> _Job_
How many lines of the data include the string "RHESSI"? State the number and nothing else.

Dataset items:
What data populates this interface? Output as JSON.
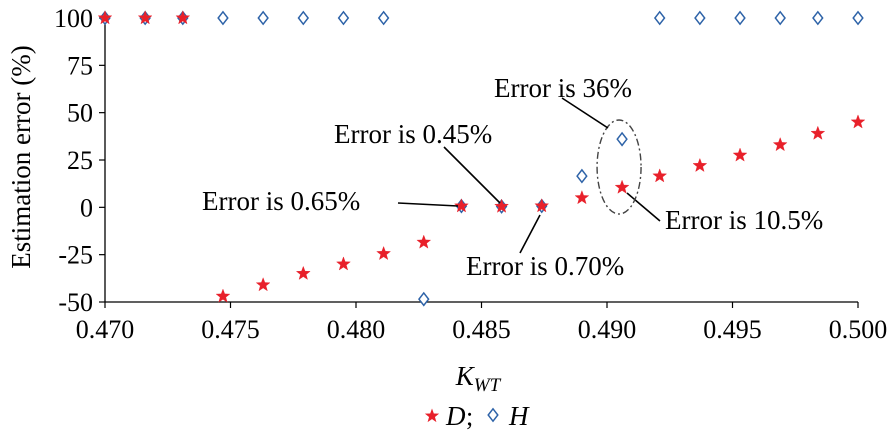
{
  "chart_data": {
    "type": "scatter",
    "xlabel": "K",
    "xlabel_sub": "WT",
    "ylabel": "Estimation error (%)",
    "xlim": [
      0.47,
      0.5
    ],
    "ylim": [
      -50,
      100
    ],
    "xticks": [
      "0.470",
      "0.475",
      "0.480",
      "0.485",
      "0.490",
      "0.495",
      "0.500"
    ],
    "yticks": [
      "100",
      "75",
      "50",
      "25",
      "0",
      "-25",
      "-50"
    ],
    "grid": false,
    "legend_placement": "bottom",
    "series": [
      {
        "name": "D",
        "marker": "star",
        "color": "#e8202a",
        "points": [
          [
            0.47,
            100
          ],
          [
            0.4716,
            100
          ],
          [
            0.4731,
            100
          ],
          [
            0.4747,
            -47
          ],
          [
            0.4763,
            -41
          ],
          [
            0.4779,
            -35
          ],
          [
            0.4795,
            -30
          ],
          [
            0.4811,
            -24.5
          ],
          [
            0.4827,
            -18.5
          ],
          [
            0.4842,
            0.65
          ],
          [
            0.4858,
            0.45
          ],
          [
            0.4874,
            0.7
          ],
          [
            0.489,
            5
          ],
          [
            0.4906,
            10.5
          ],
          [
            0.4921,
            16.5
          ],
          [
            0.4937,
            22
          ],
          [
            0.4953,
            27.5
          ],
          [
            0.4969,
            33
          ],
          [
            0.4984,
            39
          ],
          [
            0.5,
            45
          ]
        ]
      },
      {
        "name": "H",
        "marker": "diamond",
        "color": "#2e63a8",
        "points": [
          [
            0.47,
            100
          ],
          [
            0.4716,
            100
          ],
          [
            0.4731,
            100
          ],
          [
            0.4747,
            100
          ],
          [
            0.4763,
            100
          ],
          [
            0.4779,
            100
          ],
          [
            0.4795,
            100
          ],
          [
            0.4811,
            100
          ],
          [
            0.4827,
            -48.5
          ],
          [
            0.4842,
            0.65
          ],
          [
            0.4858,
            0.45
          ],
          [
            0.4874,
            0.7
          ],
          [
            0.489,
            16.5
          ],
          [
            0.4906,
            36
          ],
          [
            0.4921,
            100
          ],
          [
            0.4937,
            100
          ],
          [
            0.4953,
            100
          ],
          [
            0.4969,
            100
          ],
          [
            0.4984,
            100
          ],
          [
            0.5,
            100
          ]
        ]
      }
    ],
    "annotations": [
      {
        "text": "Error is 36%",
        "target": [
          0.4906,
          36
        ]
      },
      {
        "text": "Error is 0.45%",
        "target": [
          0.4858,
          0.45
        ]
      },
      {
        "text": "Error is 0.65%",
        "target": [
          0.4842,
          0.65
        ]
      },
      {
        "text": "Error is 10.5%",
        "target": [
          0.4906,
          10.5
        ]
      },
      {
        "text": "Error is 0.70%",
        "target": [
          0.4874,
          0.7
        ]
      }
    ],
    "legend": {
      "separator": ";"
    }
  }
}
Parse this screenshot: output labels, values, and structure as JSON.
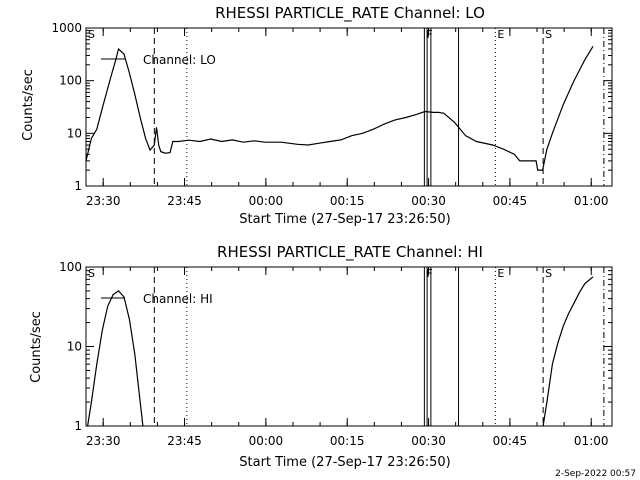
{
  "footer_timestamp": "2-Sep-2022 00:57",
  "chart_data": [
    {
      "type": "line",
      "title": "RHESSI PARTICLE_RATE Channel: LO",
      "xlabel": "Start Time (27-Sep-17 23:26:50)",
      "ylabel": "Counts/sec",
      "legend": "Channel: LO",
      "yscale": "log",
      "ylim": [
        1,
        1000
      ],
      "ytick_labels": [
        "1",
        "10",
        "100",
        "1000"
      ],
      "x_unit": "minutes after 23:26:50",
      "xlim": [
        0,
        97
      ],
      "xtick_labels": [
        "23:30",
        "23:45",
        "00:00",
        "00:15",
        "00:30",
        "00:45",
        "01:00"
      ],
      "event_markers": [
        {
          "label": "S",
          "x": 0.0
        },
        {
          "label": "F",
          "x": 62.4
        },
        {
          "label": "E",
          "x": 75.5
        },
        {
          "label": "S",
          "x": 84.3
        }
      ],
      "series": [
        {
          "name": "Channel: LO",
          "points": [
            [
              0.0,
              3.0
            ],
            [
              1.0,
              8.0
            ],
            [
              2.0,
              12.0
            ],
            [
              3.0,
              30.0
            ],
            [
              4.5,
              110.0
            ],
            [
              5.5,
              250.0
            ],
            [
              6.0,
              400.0
            ],
            [
              7.0,
              320.0
            ],
            [
              8.0,
              140.0
            ],
            [
              9.0,
              55.0
            ],
            [
              10.0,
              20.0
            ],
            [
              11.0,
              8.0
            ],
            [
              11.8,
              4.8
            ],
            [
              12.6,
              6.0
            ],
            [
              13.0,
              13.0
            ],
            [
              13.4,
              6.0
            ],
            [
              13.8,
              4.5
            ],
            [
              14.6,
              4.2
            ],
            [
              15.5,
              4.3
            ],
            [
              16.0,
              7.0
            ],
            [
              17.0,
              7.0
            ],
            [
              19.0,
              7.4
            ],
            [
              21.0,
              7.0
            ],
            [
              23.0,
              7.8
            ],
            [
              25.0,
              7.0
            ],
            [
              27.0,
              7.5
            ],
            [
              29.0,
              6.8
            ],
            [
              31.0,
              7.2
            ],
            [
              33.0,
              6.8
            ],
            [
              36.0,
              6.8
            ],
            [
              39.0,
              6.2
            ],
            [
              41.0,
              6.0
            ],
            [
              43.0,
              6.5
            ],
            [
              45.0,
              7.0
            ],
            [
              47.0,
              7.5
            ],
            [
              49.0,
              9.0
            ],
            [
              51.0,
              10.0
            ],
            [
              53.0,
              12.0
            ],
            [
              55.0,
              15.0
            ],
            [
              57.0,
              18.0
            ],
            [
              59.0,
              20.0
            ],
            [
              61.0,
              23.0
            ],
            [
              62.5,
              26.0
            ],
            [
              64.0,
              25.0
            ],
            [
              65.0,
              25.0
            ],
            [
              66.0,
              24.0
            ],
            [
              68.0,
              16.0
            ],
            [
              70.0,
              9.0
            ],
            [
              72.0,
              7.0
            ],
            [
              75.0,
              6.0
            ],
            [
              77.0,
              5.0
            ],
            [
              79.0,
              4.0
            ],
            [
              80.0,
              3.0
            ],
            [
              82.0,
              3.0
            ],
            [
              83.0,
              3.0
            ],
            [
              83.3,
              2.0
            ],
            [
              84.2,
              2.0
            ],
            [
              85.0,
              5.0
            ],
            [
              86.0,
              10.0
            ],
            [
              88.0,
              35.0
            ],
            [
              90.0,
              100.0
            ],
            [
              92.0,
              250.0
            ],
            [
              93.5,
              450.0
            ]
          ]
        }
      ]
    },
    {
      "type": "line",
      "title": "RHESSI PARTICLE_RATE Channel: HI",
      "xlabel": "Start Time (27-Sep-17 23:26:50)",
      "ylabel": "Counts/sec",
      "legend": "Channel: HI",
      "yscale": "log",
      "ylim": [
        1,
        100
      ],
      "ytick_labels": [
        "1",
        "10",
        "100"
      ],
      "x_unit": "minutes after 23:26:50",
      "xlim": [
        0,
        97
      ],
      "xtick_labels": [
        "23:30",
        "23:45",
        "00:00",
        "00:15",
        "00:30",
        "00:45",
        "01:00"
      ],
      "event_markers": [
        {
          "label": "S",
          "x": 0.0
        },
        {
          "label": "F",
          "x": 62.4
        },
        {
          "label": "E",
          "x": 75.5
        },
        {
          "label": "S",
          "x": 84.3
        }
      ],
      "series": [
        {
          "name": "Channel: HI",
          "points": [
            [
              0.3,
              1.0
            ],
            [
              1.0,
              2.0
            ],
            [
              2.0,
              6.0
            ],
            [
              3.0,
              16.0
            ],
            [
              4.0,
              32.0
            ],
            [
              5.0,
              45.0
            ],
            [
              6.0,
              50.0
            ],
            [
              7.0,
              42.0
            ],
            [
              8.0,
              22.0
            ],
            [
              9.0,
              8.0
            ],
            [
              10.0,
              2.0
            ],
            [
              10.5,
              1.0
            ],
            null,
            [
              84.3,
              1.0
            ],
            [
              85.0,
              2.0
            ],
            [
              86.0,
              6.0
            ],
            [
              87.0,
              11.0
            ],
            [
              88.0,
              18.0
            ],
            [
              89.0,
              26.0
            ],
            [
              90.0,
              35.0
            ],
            [
              91.0,
              48.0
            ],
            [
              92.0,
              62.0
            ],
            [
              93.5,
              75.0
            ]
          ]
        }
      ]
    }
  ]
}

> _Correct response_
2